■ WHAT THE EXERCISE ASKS
Repeat every record below exactly, but leave out any pictures.

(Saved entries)
------------------------

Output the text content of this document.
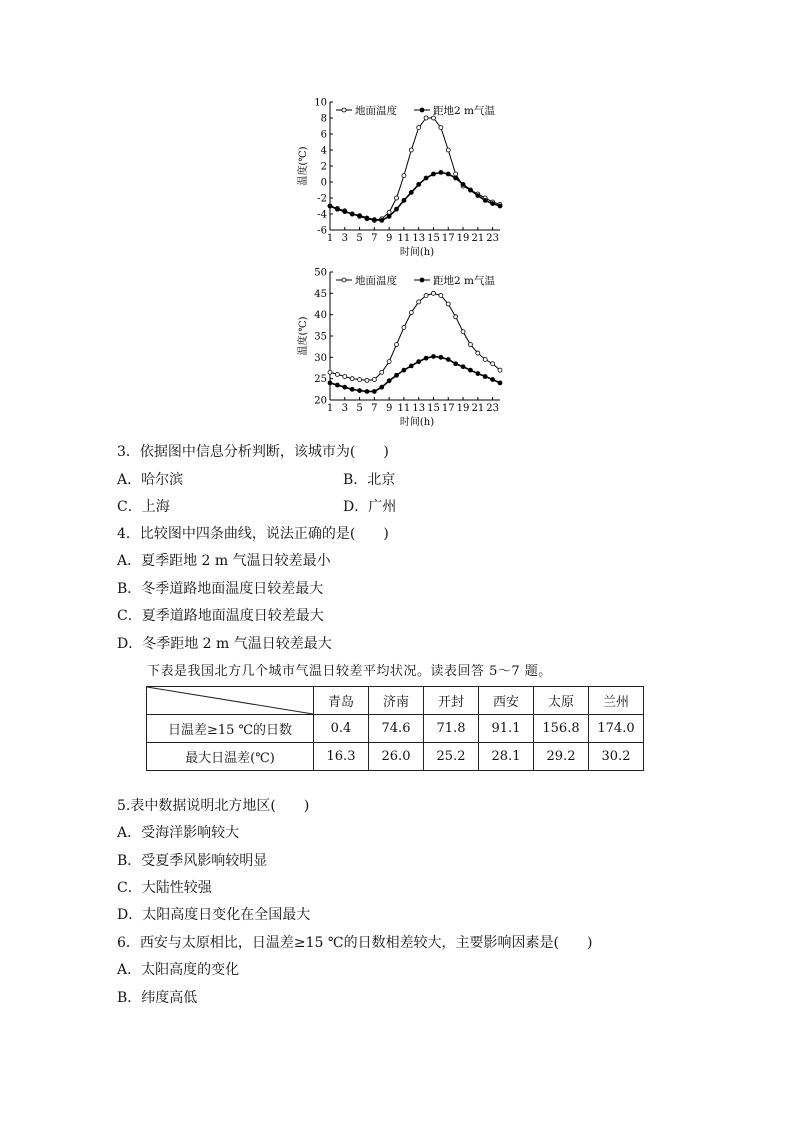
-6
-4
-2
0
2
4
6
8
10
1 3 5 7 9 11 13 15 17 19 21 23
时间(h)
温度(℃)
地面温度	距地2 m气温
20
25
30
35
40
45
50
1 3 5 7 9 11 13 15 17 19 21 23
时间(h)
温度(℃)
地面温度	距地2 m气温
3．依据图中信息分析判断，该城市为(　　)
A．哈尔滨	B．北京
C．上海	D．广州
4．比较图中四条曲线，说法正确的是(　　)
A．夏季距地 2 m 气温日较差最小
B．冬季道路地面温度日较差最大
C．夏季道路地面温度日较差最大
D．冬季距地 2 m 气温日较差最大
下表是我国北方几个城市气温日较差平均状况。读表回答 5～7 题。
	青岛	济南	开封	西安	太原	兰州
日温差≥15 ℃的日数	0.4	74.6	71.8	91.1	156.8	174.0
最大日温差(℃)	16.3	26.0	25.2	28.1	29.2	30.2
5.表中数据说明北方地区(　　)
A．受海洋影响较大
B．受夏季风影响较明显
C．大陆性较强
D．太阳高度日变化在全国最大
6．西安与太原相比，日温差≥15 ℃的日数相差较大，主要影响因素是(　　)
A．太阳高度的变化
B．纬度高低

------------------------

■ TASK OUTPUT
Output the text content of this document.
-6
-4
-2
0
2
4
6
8
10
1 3 5 7 9 11 13 15 17 19 21 23
时间(h)
温度(℃)
地面温度	距地2 m气温
20
25
30
35
40
45
50
1 3 5 7 9 11 13 15 17 19 21 23
时间(h)
温度(℃)
地面温度	距地2 m气温
3．依据图中信息分析判断，该城市为(　　)
A．哈尔滨	B．北京
C．上海	D．广州
4．比较图中四条曲线，说法正确的是(　　)
A．夏季距地 2 m 气温日较差最小
B．冬季道路地面温度日较差最大
C．夏季道路地面温度日较差最大
D．冬季距地 2 m 气温日较差最大
下表是我国北方几个城市气温日较差平均状况。读表回答 5～7 题。
	青岛	济南	开封	西安	太原	兰州
日温差≥15 ℃的日数	0.4	74.6	71.8	91.1	156.8	174.0
最大日温差(℃)	16.3	26.0	25.2	28.1	29.2	30.2
5.表中数据说明北方地区(　　)
A．受海洋影响较大
B．受夏季风影响较明显
C．大陆性较强
D．太阳高度日变化在全国最大
6．西安与太原相比，日温差≥15 ℃的日数相差较大，主要影响因素是(　　)
A．太阳高度的变化
B．纬度高低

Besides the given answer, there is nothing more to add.